◆ Task item: List all lines of the data containing the word "Jerker".

◆ Exercise material:
====
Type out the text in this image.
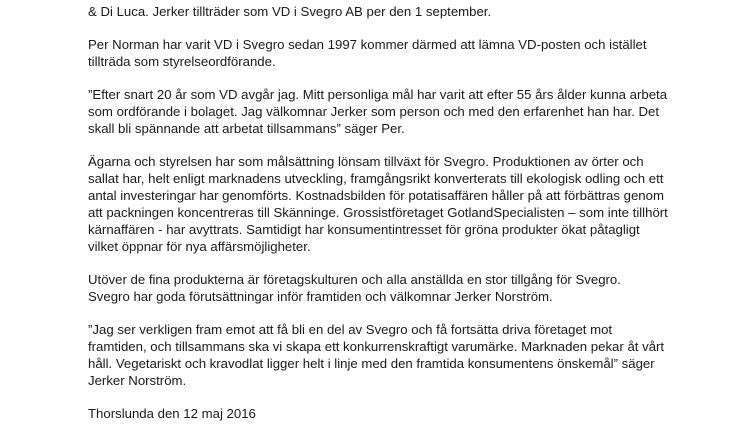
& Di Luca. Jerker tillträder som VD i Svegro AB per den 1 september.

Per Norman har varit VD i Svegro sedan 1997 kommer därmed att lämna VD-posten och istället
tillträda som styrelseordförande.

”Efter snart 20 år som VD avgår jag. Mitt personliga mål har varit att efter 55 års ålder kunna arbeta
som ordförande i bolaget. Jag välkomnar Jerker som person och med den erfarenhet han har. Det
skall bli spännande att arbetat tillsammans” säger Per.

Ägarna och styrelsen har som målsättning lönsam tillväxt för Svegro. Produktionen av örter och
sallat har, helt enligt marknadens utveckling, framgångsrikt konverterats till ekologisk odling och ett
antal investeringar har genomförts. Kostnadsbilden för potatisaffären håller på att förbättras genom
att packningen koncentreras till Skänninge. Grossistföretaget GotlandSpecialisten – som inte tillhört
kärnaffären - har avyttrats. Samtidigt har konsumentintresset för gröna produkter ökat påtagligt
vilket öppnar för nya affärsmöjligheter.

Utöver de fina produkterna är företagskulturen och alla anställda en stor tillgång för Svegro.
Svegro har goda förutsättningar inför framtiden och välkomnar Jerker Norström.

”Jag ser verkligen fram emot att få bli en del av Svegro och få fortsätta driva företaget mot
framtiden, och tillsammans ska vi skapa ett konkurrenskraftigt varumärke. Marknaden pekar åt vårt
håll. Vegetariskt och kravodlat ligger helt i linje med den framtida konsumentens önskemål” säger
Jerker Norström.

Thorslunda den 12 maj 2016
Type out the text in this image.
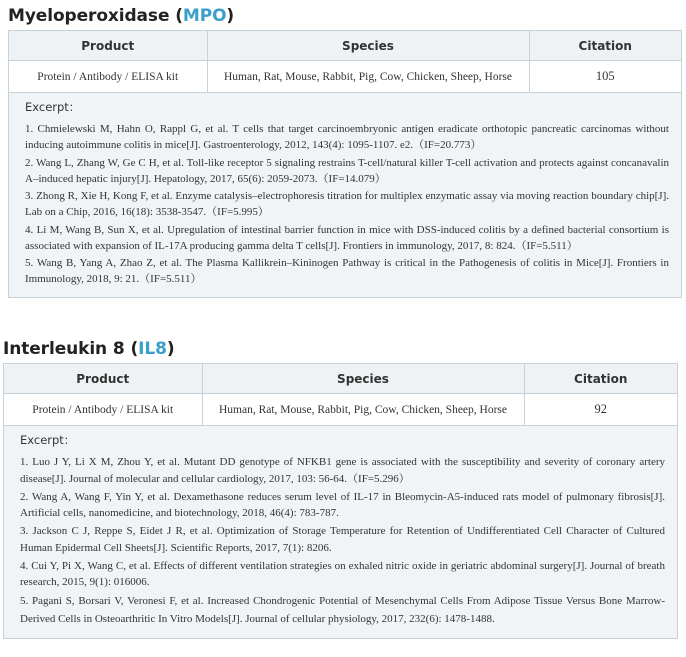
Myeloperoxidase (MPO)
Product	Species	Citation
Protein / Antibody / ELISA kit	Human, Rat, Mouse, Rabbit, Pig, Cow, Chicken, Sheep, Horse	105
Excerpt：
1. Chmielewski M, Hahn O, Rappl G, et al. T cells that target carcinoembryonic antigen eradicate orthotopic pancreatic carcinomas without inducing autoimmune colitis in mice[J]. Gastroenterology, 2012, 143(4): 1095-1107. e2.（IF=20.773）
2. Wang L, Zhang W, Ge C H, et al. Toll-like receptor 5 signaling restrains T-cell/natural killer T-cell activation and protects against concanavalin A–induced hepatic injury[J]. Hepatology, 2017, 65(6): 2059-2073.（IF=14.079）
3. Zhong R, Xie H, Kong F, et al. Enzyme catalysis–electrophoresis titration for multiplex enzymatic assay via moving reaction boundary chip[J]. Lab on a Chip, 2016, 16(18): 3538-3547.（IF=5.995）
4. Li M, Wang B, Sun X, et al. Upregulation of intestinal barrier function in mice with DSS-induced colitis by a defined bacterial consortium is associated with expansion of IL-17A producing gamma delta T cells[J]. Frontiers in immunology, 2017, 8: 824.（IF=5.511）
5. Wang B, Yang A, Zhao Z, et al. The Plasma Kallikrein–Kininogen Pathway is critical in the Pathogenesis of colitis in Mice[J]. Frontiers in Immunology, 2018, 9: 21.（IF=5.511）
Interleukin 8 (IL8)
Product	Species	Citation
Protein / Antibody / ELISA kit	Human, Rat, Mouse, Rabbit, Pig, Cow, Chicken, Sheep, Horse	92
Excerpt：
1. Luo J Y, Li X M, Zhou Y, et al. Mutant DD genotype of NFKB1 gene is associated with the susceptibility and severity of coronary artery disease[J]. Journal of molecular and cellular cardiology, 2017, 103: 56-64.（IF=5.296）
2. Wang A, Wang F, Yin Y, et al. Dexamethasone reduces serum level of IL-17 in Bleomycin-A5-induced rats model of pulmonary fibrosis[J]. Artificial cells, nanomedicine, and biotechnology, 2018, 46(4): 783-787.
3. Jackson C J, Reppe S, Eidet J R, et al. Optimization of Storage Temperature for Retention of Undifferentiated Cell Character of Cultured Human Epidermal Cell Sheets[J]. Scientific Reports, 2017, 7(1): 8206.
4. Cui Y, Pi X, Wang C, et al. Effects of different ventilation strategies on exhaled nitric oxide in geriatric abdominal surgery[J]. Journal of breath research, 2015, 9(1): 016006.
5. Pagani S, Borsari V, Veronesi F, et al. Increased Chondrogenic Potential of Mesenchymal Cells From Adipose Tissue Versus Bone Marrow-Derived Cells in Osteoarthritic In Vitro Models[J]. Journal of cellular physiology, 2017, 232(6): 1478-1488.
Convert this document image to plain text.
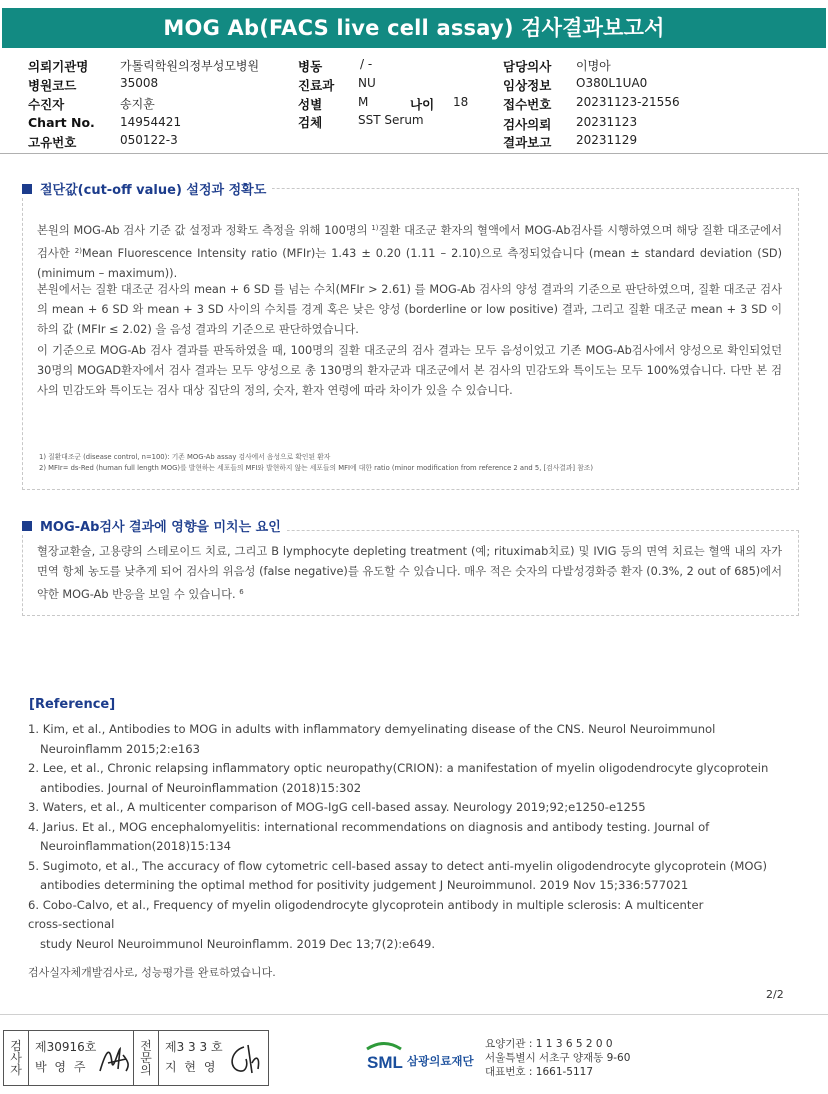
MOG Ab(FACS live cell assay) 검사결과보고서
의뢰기관명	가톨릭학원의정부성모병원
병원코드	35008
수진자	송지훈
Chart No. 14954421
고유번호	050122-3
병동	/ -
진료과 NU
성별	M	나이 18
검체	SST Serum
담당의사 이명아
임상정보 O380L1UA0
접수번호 20231123-21556
검사의뢰 20231123
결과보고 20231129
절단값(cut-off value) 설정과 정확도
본원의 MOG-Ab 검사 기준 값 설정과 정확도 측정을 위해 100명의 $^{1)}$질환 대조군 환자의 혈액에서 MOG-Ab검사를 시행하였으며 해당 질환 대조군에서 검사한 $^{2)}$Mean Fluorescence Intensity ratio (MFIr)는 1.43 ± 0.20 (1.11 – 2.10)으로 측정되었습니다 (mean ± standard deviation (SD) (minimum – maximum)).
본원에서는 질환 대조군 검사의 mean + 6 SD 를 넘는 수치(MFIr > 2.61) 를 MOG-Ab 검사의 양성 결과의 기준으로 판단하였으며, 질환 대조군 검사의 mean + 6 SD 와 mean + 3 SD 사이의 수치를 경계 혹은 낮은 양성 (borderline or low positive) 결과, 그리고 질환 대조군 mean + 3 SD 이하의 값 (MFIr ≤ 2.02) 을 음성 결과의 기준으로 판단하였습니다.
이 기준으로 MOG-Ab 검사 결과를 판독하였을 때, 100명의 질환 대조군의 검사 결과는 모두 음성이었고 기존 MOG-Ab검사에서 양성으로 확인되었던 30명의 MOGAD환자에서 검사 결과는 모두 양성으로 총 130명의 환자군과 대조군에서 본 검사의 민감도와 특이도는 모두 100%였습니다. 다만 본 검사의 민감도와 특이도는 검사 대상 집단의 정의, 숫자, 환자 연령에 따라 차이가 있을 수 있습니다.
1) 질환대조군 (disease control, n=100): 기존 MOG-Ab assay 검사에서 음성으로 확인된 환자
2) MFIr= ds-Red (human full length MOG)를 발현하는 세포들의 MFI와 발현하지 않는 세포들의 MFI에 대한 ratio (minor modification from reference 2 and 5, [검사결과] 참조)
MOG-Ab검사 결과에 영향을 미치는 요인
혈장교환술, 고용량의 스테로이드 치료, 그리고 B lymphocyte depleting treatment (예; rituximab치료) 및 IVIG 등의 면역 치료는 혈액 내의 자가면역 항체 농도를 낮추게 되어 검사의 위음성 (false negative)를 유도할 수 있습니다. 매우 적은 숫자의 다발성경화증 환자 (0.3%, 2 out of 685)에서 약한 MOG-Ab 반응을 보일 수 있습니다. $^6$
[Reference]
1. Kim, et al., Antibodies to MOG in adults with inflammatory demyelinating disease of the CNS. Neurol Neuroimmunol
Neuroinflamm 2015;2:e163
2. Lee, et al., Chronic relapsing inflammatory optic neuropathy(CRION): a manifestation of myelin oligodendrocyte glycoprotein
antibodies. Journal of Neuroinflammation (2018)15:302
3. Waters, et al., A multicenter comparison of MOG-IgG cell-based assay. Neurology 2019;92;e1250-e1255
4. Jarius. Et al., MOG encephalomyelitis: international recommendations on diagnosis and antibody testing. Journal of
Neuroinflammation(2018)15:134
5. Sugimoto, et al., The accuracy of flow cytometric cell-based assay to detect anti-myelin oligodendrocyte glycoprotein (MOG)
antibodies determining the optimal method for positivity judgement J Neuroimmunol. 2019 Nov 15;336:577021
6. Cobo-Calvo, et al., Frequency of myelin oligodendrocyte glycoprotein antibody in multiple sclerosis: A multicenter
cross-sectional
study Neurol Neuroimmunol Neuroinflamm. 2019 Dec 13;7(2):e649.
검사실자체개발검사로, 성능평가를 완료하였습니다.
2/2
검
사
자
제30916호
박 영 주
전
문
의
제3 3 3 호
지 현 영	SML 삼광의료재단
요양기관 : 1 1 3 6 5 2 0 0
서울특별시 서초구 양재동 9-60
대표번호 : 1661-5117
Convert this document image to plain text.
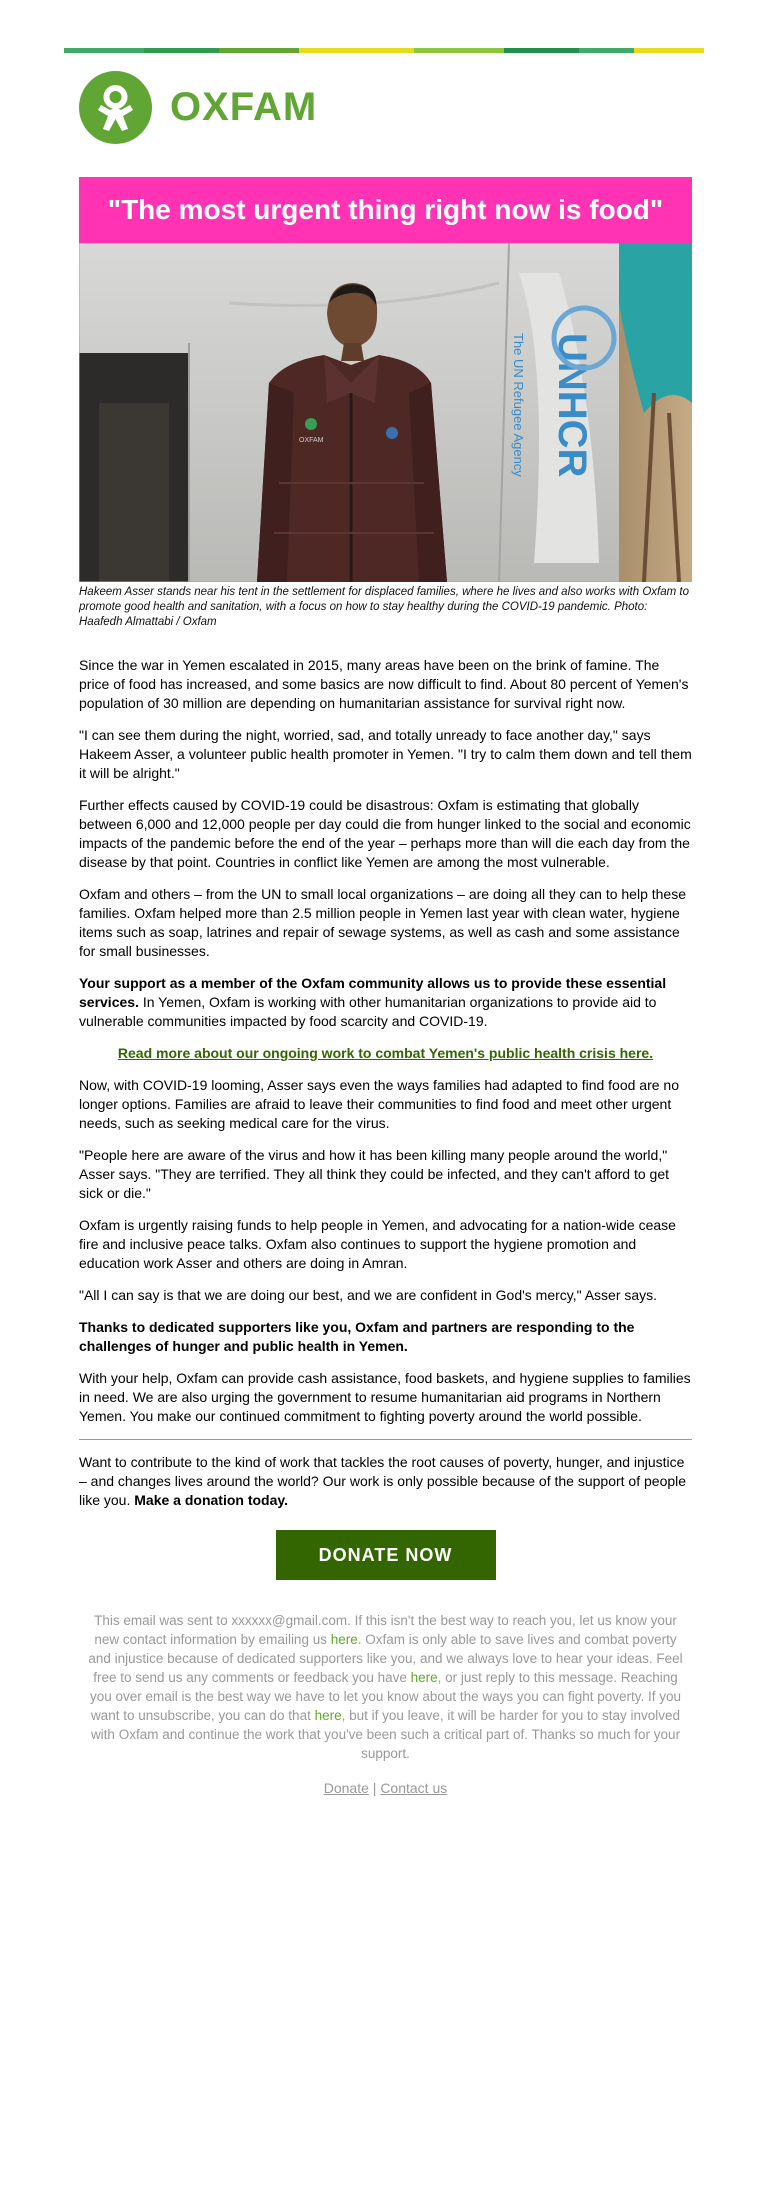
OXFAM
"The most urgent thing right now is food"
UNHCR
The UN Refugee Agency
OXFAM
Hakeem Asser stands near his tent in the settlement for displaced families, where he lives and also works with Oxfam to promote good health and sanitation, with a focus on how to stay healthy during the COVID-19 pandemic. Photo: Haafedh Almattabi / Oxfam

Since the war in Yemen escalated in 2015, many areas have been on the brink of famine. The price of food has increased, and some basics are now difficult to find. About 80 percent of Yemen's population of 30 million are depending on humanitarian assistance for survival right now.

"I can see them during the night, worried, sad, and totally unready to face another day," says Hakeem Asser, a volunteer public health promoter in Yemen. "I try to calm them down and tell them it will be alright."

Further effects caused by COVID-19 could be disastrous: Oxfam is estimating that globally between 6,000 and 12,000 people per day could die from hunger linked to the social and economic impacts of the pandemic before the end of the year – perhaps more than will die each day from the disease by that point. Countries in conflict like Yemen are among the most vulnerable.

Oxfam and others – from the UN to small local organizations – are doing all they can to help these families. Oxfam helped more than 2.5 million people in Yemen last year with clean water, hygiene items such as soap, latrines and repair of sewage systems, as well as cash and some assistance for small businesses.

Your support as a member of the Oxfam community allows us to provide these essential services. In Yemen, Oxfam is working with other humanitarian organizations to provide aid to vulnerable communities impacted by food scarcity and COVID-19.

Read more about our ongoing work to combat Yemen's public health crisis here.

Now, with COVID-19 looming, Asser says even the ways families had adapted to find food are no longer options. Families are afraid to leave their communities to find food and meet other urgent needs, such as seeking medical care for the virus.

"People here are aware of the virus and how it has been killing many people around the world," Asser says. "They are terrified. They all think they could be infected, and they can't afford to get sick or die."

Oxfam is urgently raising funds to help people in Yemen, and advocating for a nation-wide cease fire and inclusive peace talks. Oxfam also continues to support the hygiene promotion and education work Asser and others are doing in Amran.

"All I can say is that we are doing our best, and we are confident in God's mercy," Asser says.

Thanks to dedicated supporters like you, Oxfam and partners are responding to the challenges of hunger and public health in Yemen.

With your help, Oxfam can provide cash assistance, food baskets, and hygiene supplies to families in need. We are also urging the government to resume humanitarian aid programs in Northern Yemen. You make our continued commitment to fighting poverty around the world possible.

Want to contribute to the kind of work that tackles the root causes of poverty, hunger, and injustice – and changes lives around the world? Our work is only possible because of the support of people like you. Make a donation today.

DONATE NOW
This email was sent to xxxxxx@gmail.com. If this isn't the best way to reach you, let us know your new contact information by emailing us here. Oxfam is only able to save lives and combat poverty and injustice because of dedicated supporters like you, and we always love to hear your ideas. Feel free to send us any comments or feedback you have here, or just reply to this message. Reaching you over email is the best way we have to let you know about the ways you can fight poverty. If you want to unsubscribe, you can do that here, but if you leave, it will be harder for you to stay involved with Oxfam and continue the work that you've been such a critical part of. Thanks so much for your support.
Donate | Contact us
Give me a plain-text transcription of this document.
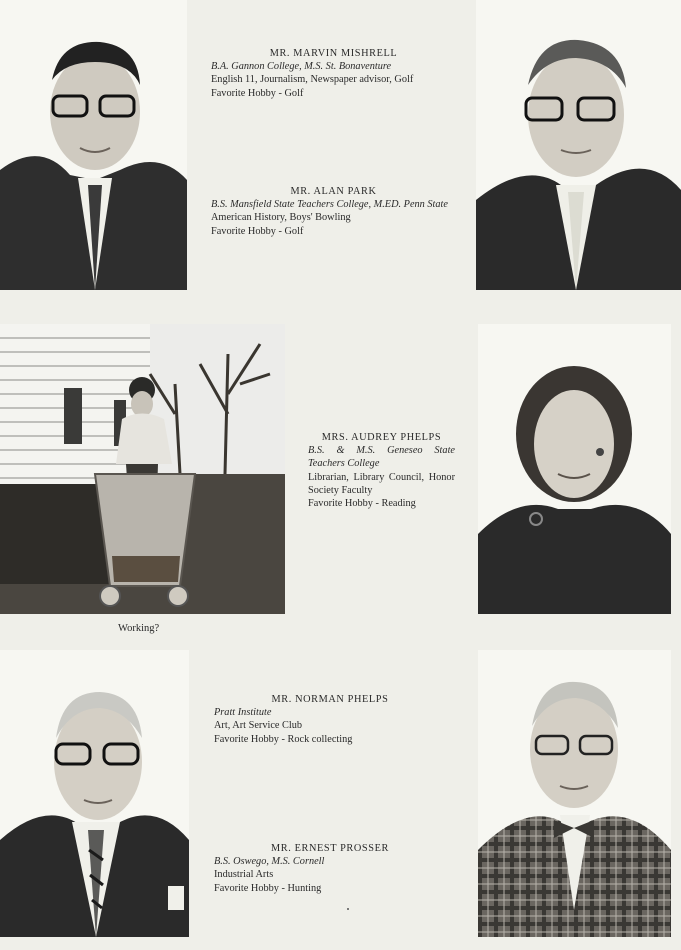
MR. MARVIN MISHRELL
B.A. Gannon College, M.S. St. Bonaventure
English 11, Journalism, Newspaper advisor, Golf
Favorite Hobby - Golf
MR. ALAN PARK
B.S. Mansfield State Teachers College, M.ED. Penn State
American History, Boys' Bowling
Favorite Hobby - Golf
MRS. AUDREY PHELPS
B.S. & M.S. Geneseo State Teachers College
Librarian, Library Council, Honor Society Faculty
Favorite Hobby - Reading
Working?
MR. NORMAN PHELPS
Pratt Institute
Art, Art Service Club
Favorite Hobby - Rock collecting
MR. ERNEST PROSSER
B.S. Oswego, M.S. Cornell
Industrial Arts
Favorite Hobby - Hunting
====
◆ Exercise response:
& Di Luca. Jerker tillträder som VD i Svegro AB per den 1 september.
som ordförande i bolaget. Jag välkomnar Jerker som person och med den erfarenhet han har. Det
Svegro har goda förutsättningar inför framtiden och välkomnar Jerker Norström.
Jerker Norström.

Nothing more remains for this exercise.